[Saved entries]
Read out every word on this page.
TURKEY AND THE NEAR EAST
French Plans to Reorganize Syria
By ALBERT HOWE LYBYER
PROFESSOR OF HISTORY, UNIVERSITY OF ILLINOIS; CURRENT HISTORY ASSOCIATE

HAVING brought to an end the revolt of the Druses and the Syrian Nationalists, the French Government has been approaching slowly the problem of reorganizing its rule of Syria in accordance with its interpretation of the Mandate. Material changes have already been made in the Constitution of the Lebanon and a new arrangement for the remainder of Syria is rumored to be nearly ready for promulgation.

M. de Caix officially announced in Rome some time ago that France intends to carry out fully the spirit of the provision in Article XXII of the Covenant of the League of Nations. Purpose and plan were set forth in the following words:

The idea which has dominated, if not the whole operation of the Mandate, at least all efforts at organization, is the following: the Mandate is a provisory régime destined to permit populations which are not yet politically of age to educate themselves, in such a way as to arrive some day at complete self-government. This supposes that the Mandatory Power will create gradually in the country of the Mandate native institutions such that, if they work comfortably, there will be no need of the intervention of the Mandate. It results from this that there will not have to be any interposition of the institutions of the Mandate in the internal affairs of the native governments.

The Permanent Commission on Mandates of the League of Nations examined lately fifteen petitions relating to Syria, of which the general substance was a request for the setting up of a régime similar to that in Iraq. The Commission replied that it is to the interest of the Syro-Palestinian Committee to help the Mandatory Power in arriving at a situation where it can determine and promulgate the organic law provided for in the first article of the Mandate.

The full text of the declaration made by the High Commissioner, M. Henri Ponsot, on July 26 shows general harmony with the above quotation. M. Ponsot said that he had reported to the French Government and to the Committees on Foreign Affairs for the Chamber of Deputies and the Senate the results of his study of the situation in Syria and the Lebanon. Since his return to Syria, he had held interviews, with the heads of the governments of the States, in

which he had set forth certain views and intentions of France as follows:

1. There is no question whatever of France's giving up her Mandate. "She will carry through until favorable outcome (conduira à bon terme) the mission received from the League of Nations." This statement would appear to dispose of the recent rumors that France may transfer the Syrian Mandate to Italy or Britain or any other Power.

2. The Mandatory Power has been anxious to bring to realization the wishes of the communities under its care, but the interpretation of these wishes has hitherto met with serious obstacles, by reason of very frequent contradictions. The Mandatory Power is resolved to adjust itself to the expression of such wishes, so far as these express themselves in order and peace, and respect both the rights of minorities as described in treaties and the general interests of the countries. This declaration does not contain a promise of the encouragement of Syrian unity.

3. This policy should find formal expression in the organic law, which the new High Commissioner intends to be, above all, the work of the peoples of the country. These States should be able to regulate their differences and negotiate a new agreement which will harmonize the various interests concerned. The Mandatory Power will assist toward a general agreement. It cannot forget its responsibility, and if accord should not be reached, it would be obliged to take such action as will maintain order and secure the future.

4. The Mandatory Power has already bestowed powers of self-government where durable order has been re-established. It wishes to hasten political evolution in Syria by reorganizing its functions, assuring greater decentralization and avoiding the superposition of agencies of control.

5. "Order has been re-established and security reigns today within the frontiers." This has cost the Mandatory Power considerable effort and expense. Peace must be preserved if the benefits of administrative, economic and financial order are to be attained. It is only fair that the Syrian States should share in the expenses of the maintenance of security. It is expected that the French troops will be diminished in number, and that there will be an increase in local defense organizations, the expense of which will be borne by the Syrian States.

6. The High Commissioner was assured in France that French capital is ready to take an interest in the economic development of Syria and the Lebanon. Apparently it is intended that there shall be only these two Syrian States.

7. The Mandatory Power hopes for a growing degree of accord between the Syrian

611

-- GIVEN PROBLEM --
Filter the records above for "carry" and copy every matching line.

-- RESULT OF THE TASK --
M. de Caix officially announced in Rome some time ago that France intends to carry out fully the spirit of the provision in Article XXII of the Covenant of the League of Nations. Purpose and plan were set forth in the following words:
1. There is no question whatever of France's giving up her Mandate. "She will carry through until favorable outcome (conduira à bon terme) the mission received from the League of Nations." This statement would appear to dispose of the recent rumors that France may transfer the Syrian Mandate to Italy or Britain or any other Power.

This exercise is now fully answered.